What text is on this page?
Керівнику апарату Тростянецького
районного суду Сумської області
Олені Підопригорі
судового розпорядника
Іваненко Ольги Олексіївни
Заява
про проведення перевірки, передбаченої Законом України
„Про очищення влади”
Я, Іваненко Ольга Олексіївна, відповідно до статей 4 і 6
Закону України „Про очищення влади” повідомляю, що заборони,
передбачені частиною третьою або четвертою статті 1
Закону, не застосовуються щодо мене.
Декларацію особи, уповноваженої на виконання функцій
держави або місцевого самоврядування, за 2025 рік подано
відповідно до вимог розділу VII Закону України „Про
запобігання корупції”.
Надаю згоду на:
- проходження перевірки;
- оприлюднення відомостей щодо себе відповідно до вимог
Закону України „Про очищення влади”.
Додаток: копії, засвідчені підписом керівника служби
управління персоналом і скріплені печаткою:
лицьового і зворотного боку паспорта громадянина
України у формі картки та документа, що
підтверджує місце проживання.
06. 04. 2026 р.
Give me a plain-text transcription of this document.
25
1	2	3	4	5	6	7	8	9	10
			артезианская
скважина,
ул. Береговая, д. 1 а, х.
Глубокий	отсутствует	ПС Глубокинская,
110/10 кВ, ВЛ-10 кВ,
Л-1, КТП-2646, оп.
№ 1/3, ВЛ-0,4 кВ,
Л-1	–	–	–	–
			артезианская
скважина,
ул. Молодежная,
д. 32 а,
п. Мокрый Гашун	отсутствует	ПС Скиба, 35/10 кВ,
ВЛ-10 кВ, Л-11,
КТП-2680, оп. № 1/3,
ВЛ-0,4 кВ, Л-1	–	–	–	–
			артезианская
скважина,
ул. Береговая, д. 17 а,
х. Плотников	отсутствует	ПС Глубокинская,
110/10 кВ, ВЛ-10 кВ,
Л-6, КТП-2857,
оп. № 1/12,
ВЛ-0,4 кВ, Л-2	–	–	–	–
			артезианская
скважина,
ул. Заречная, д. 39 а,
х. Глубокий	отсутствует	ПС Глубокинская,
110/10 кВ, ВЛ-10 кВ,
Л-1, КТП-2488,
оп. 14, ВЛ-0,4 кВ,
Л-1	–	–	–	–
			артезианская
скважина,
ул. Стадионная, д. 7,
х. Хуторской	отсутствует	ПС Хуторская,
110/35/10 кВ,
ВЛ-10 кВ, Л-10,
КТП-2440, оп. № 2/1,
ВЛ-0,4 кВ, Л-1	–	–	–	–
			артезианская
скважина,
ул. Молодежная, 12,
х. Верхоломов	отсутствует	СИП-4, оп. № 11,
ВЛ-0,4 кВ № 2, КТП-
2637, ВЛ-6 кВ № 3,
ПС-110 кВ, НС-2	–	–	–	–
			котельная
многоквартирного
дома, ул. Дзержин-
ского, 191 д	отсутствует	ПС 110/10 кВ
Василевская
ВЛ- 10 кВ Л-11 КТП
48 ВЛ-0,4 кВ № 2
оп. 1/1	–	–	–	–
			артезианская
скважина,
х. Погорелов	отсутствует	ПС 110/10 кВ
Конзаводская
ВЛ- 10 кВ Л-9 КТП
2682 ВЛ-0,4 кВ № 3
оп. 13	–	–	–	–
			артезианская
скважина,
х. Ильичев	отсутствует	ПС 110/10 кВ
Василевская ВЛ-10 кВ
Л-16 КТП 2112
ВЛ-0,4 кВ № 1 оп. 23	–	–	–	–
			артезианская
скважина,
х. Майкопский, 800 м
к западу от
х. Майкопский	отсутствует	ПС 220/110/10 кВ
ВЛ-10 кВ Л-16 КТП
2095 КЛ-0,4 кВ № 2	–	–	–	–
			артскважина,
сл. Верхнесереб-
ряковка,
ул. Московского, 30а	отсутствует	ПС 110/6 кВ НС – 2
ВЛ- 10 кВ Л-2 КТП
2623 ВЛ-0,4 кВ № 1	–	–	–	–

....

# Exercise objective
Read the data above and pull out each line that holds the string "вимог".

# Exercise response
відповідно до вимог розділу VII Закону України „Про
- оприлюднення відомостей щодо себе відповідно до вимог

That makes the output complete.